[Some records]
## BEGIN

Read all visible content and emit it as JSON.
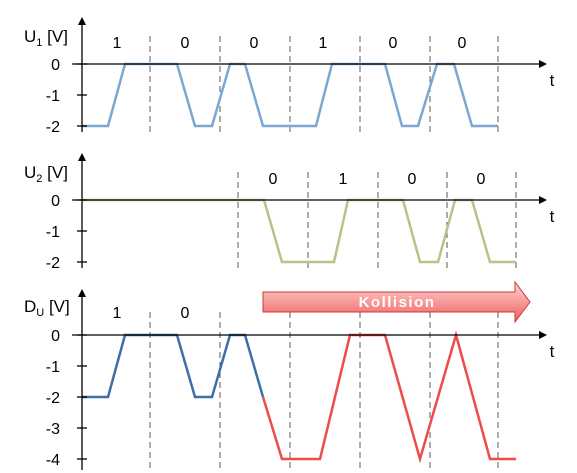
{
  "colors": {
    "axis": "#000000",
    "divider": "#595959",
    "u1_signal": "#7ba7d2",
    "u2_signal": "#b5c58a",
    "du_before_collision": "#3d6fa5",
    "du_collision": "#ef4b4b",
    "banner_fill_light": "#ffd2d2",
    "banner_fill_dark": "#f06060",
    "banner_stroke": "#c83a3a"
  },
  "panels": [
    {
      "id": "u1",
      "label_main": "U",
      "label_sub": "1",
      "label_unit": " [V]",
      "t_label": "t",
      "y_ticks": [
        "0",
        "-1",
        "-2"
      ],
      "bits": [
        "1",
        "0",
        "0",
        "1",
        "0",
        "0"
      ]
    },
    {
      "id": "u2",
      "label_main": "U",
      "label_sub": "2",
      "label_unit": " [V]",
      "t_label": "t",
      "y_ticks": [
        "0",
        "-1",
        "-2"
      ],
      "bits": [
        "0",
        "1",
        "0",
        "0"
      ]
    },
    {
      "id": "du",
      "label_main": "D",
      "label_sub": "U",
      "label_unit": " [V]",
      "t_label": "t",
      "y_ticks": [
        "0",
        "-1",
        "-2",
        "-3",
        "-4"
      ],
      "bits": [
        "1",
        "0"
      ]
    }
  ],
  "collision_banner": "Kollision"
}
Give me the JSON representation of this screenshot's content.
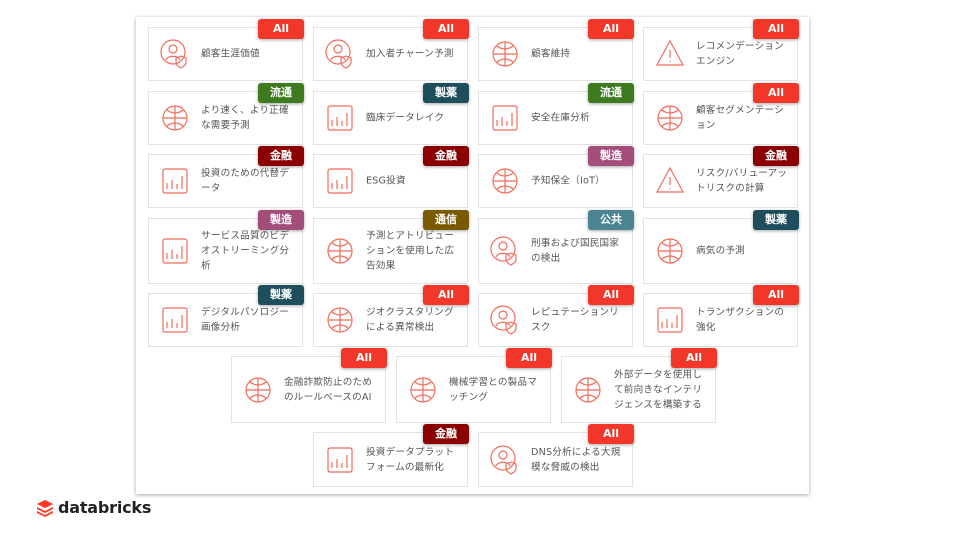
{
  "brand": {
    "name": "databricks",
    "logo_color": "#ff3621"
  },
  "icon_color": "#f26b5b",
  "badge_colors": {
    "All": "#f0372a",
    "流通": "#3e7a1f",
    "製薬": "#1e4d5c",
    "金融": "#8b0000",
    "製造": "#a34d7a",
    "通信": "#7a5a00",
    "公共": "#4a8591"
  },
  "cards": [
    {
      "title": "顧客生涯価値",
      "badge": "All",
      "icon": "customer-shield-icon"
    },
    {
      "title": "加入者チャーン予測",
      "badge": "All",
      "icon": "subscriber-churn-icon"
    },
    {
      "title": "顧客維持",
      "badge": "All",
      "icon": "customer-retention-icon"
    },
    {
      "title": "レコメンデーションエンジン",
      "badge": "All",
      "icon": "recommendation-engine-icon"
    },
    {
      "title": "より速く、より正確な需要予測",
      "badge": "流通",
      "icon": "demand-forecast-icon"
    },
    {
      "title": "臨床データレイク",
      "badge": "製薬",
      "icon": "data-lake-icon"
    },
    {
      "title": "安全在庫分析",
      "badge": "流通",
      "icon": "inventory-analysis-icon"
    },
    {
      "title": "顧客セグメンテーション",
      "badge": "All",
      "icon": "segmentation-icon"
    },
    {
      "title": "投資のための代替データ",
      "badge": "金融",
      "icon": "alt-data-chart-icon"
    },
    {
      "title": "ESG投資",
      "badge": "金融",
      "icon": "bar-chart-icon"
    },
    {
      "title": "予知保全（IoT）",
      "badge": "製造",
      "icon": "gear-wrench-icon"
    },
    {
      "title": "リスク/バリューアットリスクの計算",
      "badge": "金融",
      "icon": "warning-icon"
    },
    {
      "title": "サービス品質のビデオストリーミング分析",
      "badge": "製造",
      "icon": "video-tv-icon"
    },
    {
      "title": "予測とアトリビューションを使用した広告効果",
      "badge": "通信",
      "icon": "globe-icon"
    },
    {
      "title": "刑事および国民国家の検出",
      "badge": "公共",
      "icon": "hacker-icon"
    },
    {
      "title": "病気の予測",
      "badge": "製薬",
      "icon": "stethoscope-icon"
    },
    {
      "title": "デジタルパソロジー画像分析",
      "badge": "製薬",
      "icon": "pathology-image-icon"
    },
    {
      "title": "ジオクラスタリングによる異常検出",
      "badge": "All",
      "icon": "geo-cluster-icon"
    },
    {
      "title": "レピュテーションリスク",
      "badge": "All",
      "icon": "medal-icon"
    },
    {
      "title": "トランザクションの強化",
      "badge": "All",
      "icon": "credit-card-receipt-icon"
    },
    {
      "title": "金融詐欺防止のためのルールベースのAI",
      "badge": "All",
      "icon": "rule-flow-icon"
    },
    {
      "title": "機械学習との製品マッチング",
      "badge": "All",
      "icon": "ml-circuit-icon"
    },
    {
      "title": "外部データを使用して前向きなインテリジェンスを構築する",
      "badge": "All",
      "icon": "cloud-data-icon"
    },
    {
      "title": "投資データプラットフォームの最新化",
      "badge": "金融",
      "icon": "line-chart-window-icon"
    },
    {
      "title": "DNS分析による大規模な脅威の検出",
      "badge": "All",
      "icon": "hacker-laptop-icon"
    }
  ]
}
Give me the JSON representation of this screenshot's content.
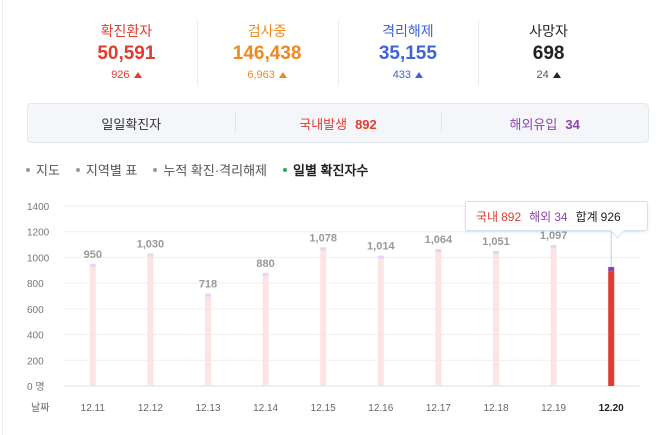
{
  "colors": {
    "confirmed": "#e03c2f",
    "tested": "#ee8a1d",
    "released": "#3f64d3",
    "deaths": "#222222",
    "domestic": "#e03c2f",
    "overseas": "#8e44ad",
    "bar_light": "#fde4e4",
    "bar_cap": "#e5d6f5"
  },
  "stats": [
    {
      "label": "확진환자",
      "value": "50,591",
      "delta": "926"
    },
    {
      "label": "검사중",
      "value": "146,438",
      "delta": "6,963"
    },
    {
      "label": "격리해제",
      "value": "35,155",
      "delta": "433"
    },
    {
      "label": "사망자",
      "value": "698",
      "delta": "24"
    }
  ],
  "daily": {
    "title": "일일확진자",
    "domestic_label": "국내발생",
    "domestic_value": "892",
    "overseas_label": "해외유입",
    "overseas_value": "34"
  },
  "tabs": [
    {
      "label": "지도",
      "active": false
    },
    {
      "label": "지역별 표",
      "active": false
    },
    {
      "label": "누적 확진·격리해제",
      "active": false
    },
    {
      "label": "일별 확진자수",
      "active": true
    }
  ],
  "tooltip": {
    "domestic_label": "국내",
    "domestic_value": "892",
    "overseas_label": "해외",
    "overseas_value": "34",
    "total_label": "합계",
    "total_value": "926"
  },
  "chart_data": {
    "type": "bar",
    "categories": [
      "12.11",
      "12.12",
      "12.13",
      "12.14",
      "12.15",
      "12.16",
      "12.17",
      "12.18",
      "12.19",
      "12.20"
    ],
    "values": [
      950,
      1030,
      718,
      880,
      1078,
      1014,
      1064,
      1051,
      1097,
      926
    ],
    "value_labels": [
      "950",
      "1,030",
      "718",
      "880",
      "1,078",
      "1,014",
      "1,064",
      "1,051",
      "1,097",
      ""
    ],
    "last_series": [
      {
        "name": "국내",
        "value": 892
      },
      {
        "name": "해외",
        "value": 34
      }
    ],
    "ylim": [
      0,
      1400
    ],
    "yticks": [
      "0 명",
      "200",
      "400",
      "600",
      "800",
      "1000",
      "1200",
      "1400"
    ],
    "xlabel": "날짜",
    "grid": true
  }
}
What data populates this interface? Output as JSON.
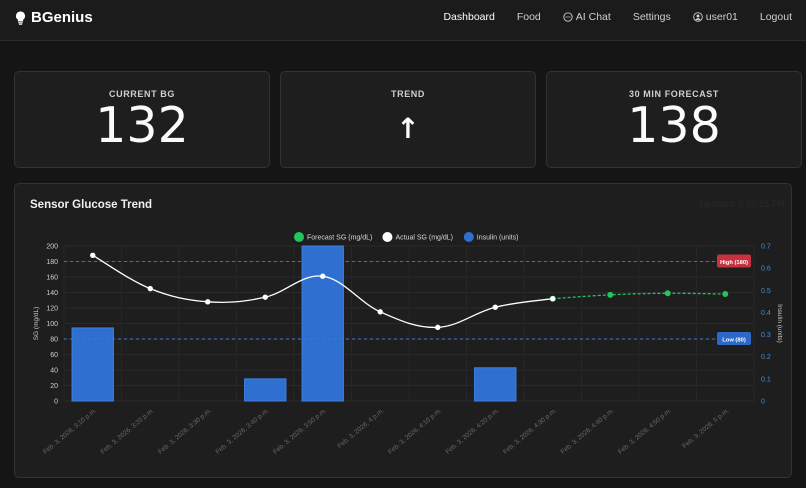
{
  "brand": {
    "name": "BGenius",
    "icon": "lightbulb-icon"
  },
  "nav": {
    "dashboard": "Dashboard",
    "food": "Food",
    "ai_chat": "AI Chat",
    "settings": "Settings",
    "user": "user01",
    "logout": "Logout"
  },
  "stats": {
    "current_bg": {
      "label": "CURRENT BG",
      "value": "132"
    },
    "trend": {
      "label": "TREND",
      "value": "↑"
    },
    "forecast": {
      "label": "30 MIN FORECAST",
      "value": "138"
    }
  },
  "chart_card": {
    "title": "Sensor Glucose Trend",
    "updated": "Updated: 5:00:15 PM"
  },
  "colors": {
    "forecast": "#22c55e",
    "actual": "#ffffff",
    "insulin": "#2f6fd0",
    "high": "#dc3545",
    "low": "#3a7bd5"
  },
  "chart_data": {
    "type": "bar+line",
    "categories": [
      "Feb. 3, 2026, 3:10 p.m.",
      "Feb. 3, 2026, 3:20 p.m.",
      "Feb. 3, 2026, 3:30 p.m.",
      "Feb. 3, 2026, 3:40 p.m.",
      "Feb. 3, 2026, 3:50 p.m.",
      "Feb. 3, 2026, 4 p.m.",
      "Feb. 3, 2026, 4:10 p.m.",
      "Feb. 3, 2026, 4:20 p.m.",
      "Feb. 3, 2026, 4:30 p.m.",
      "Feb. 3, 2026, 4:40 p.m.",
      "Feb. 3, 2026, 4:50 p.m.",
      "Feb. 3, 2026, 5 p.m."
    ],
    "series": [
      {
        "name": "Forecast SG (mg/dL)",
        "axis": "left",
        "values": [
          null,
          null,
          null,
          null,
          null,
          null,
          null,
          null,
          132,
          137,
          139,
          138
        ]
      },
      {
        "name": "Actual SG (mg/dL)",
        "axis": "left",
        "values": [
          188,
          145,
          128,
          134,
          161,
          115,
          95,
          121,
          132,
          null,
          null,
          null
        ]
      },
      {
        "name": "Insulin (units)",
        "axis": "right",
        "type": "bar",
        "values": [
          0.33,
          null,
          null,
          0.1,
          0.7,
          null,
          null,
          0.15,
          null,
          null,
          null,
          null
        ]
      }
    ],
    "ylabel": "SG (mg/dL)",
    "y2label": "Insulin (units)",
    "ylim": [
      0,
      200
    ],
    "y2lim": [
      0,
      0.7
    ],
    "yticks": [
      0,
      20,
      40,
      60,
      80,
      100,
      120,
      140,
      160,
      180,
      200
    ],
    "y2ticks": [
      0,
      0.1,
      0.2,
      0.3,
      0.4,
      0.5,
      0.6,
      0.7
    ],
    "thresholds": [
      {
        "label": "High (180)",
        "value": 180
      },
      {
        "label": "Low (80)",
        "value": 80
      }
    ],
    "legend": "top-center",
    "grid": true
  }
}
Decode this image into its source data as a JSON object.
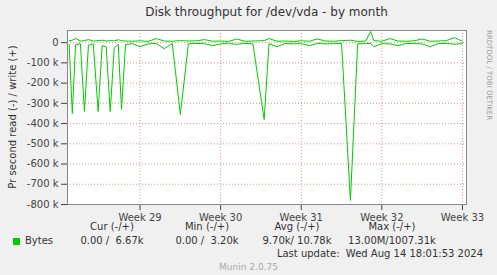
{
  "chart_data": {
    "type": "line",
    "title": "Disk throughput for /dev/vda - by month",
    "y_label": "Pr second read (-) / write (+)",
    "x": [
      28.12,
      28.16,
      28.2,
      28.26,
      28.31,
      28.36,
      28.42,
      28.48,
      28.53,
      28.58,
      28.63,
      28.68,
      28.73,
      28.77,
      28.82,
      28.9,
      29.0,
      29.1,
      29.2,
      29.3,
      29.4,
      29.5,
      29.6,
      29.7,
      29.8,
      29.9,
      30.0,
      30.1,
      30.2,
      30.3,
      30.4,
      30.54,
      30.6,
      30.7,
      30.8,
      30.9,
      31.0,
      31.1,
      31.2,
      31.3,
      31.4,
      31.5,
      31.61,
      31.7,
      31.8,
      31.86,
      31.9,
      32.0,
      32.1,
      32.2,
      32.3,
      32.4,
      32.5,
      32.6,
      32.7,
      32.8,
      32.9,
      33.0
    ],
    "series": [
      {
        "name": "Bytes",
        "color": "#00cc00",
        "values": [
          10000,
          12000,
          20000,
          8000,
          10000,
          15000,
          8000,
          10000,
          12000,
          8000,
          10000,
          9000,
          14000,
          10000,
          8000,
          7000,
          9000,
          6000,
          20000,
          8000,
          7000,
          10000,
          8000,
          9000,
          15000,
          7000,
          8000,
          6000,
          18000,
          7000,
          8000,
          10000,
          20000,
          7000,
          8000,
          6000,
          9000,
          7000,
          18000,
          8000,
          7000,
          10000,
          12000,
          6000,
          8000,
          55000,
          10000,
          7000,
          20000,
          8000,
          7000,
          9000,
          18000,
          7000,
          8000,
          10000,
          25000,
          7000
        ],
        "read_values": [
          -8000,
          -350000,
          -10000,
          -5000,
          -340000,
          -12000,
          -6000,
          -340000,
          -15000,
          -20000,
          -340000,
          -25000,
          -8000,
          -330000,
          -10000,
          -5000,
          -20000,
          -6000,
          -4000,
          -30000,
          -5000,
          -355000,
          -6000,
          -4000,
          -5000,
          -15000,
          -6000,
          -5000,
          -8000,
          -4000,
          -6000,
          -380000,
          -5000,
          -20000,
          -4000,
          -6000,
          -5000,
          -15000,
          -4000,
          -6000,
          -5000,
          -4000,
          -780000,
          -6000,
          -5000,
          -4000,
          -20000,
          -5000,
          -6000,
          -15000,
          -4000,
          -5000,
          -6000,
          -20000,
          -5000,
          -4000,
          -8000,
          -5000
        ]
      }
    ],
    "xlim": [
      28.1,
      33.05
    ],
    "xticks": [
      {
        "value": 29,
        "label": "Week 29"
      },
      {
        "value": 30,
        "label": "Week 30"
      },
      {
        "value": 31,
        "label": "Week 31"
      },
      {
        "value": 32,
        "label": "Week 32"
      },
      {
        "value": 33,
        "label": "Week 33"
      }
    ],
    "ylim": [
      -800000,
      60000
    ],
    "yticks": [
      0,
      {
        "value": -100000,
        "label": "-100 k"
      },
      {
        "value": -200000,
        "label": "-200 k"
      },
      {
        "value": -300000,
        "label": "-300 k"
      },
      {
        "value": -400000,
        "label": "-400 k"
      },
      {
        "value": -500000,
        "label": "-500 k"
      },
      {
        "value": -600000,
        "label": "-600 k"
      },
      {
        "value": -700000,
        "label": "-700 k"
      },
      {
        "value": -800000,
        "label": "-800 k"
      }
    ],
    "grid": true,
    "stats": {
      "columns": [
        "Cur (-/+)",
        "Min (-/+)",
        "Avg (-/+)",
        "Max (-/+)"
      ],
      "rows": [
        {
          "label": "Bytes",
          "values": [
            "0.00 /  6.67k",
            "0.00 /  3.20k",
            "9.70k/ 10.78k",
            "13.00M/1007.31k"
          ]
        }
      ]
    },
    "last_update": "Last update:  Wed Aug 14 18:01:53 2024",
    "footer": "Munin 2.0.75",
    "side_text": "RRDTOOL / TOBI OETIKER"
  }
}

## END

→ EXERCISE BRIEF: Go through the records and show every line with the string "customer" in it.

→ REPLY:
      "icon": "customer-shield-icon"
      "icon": "customer-retention-icon"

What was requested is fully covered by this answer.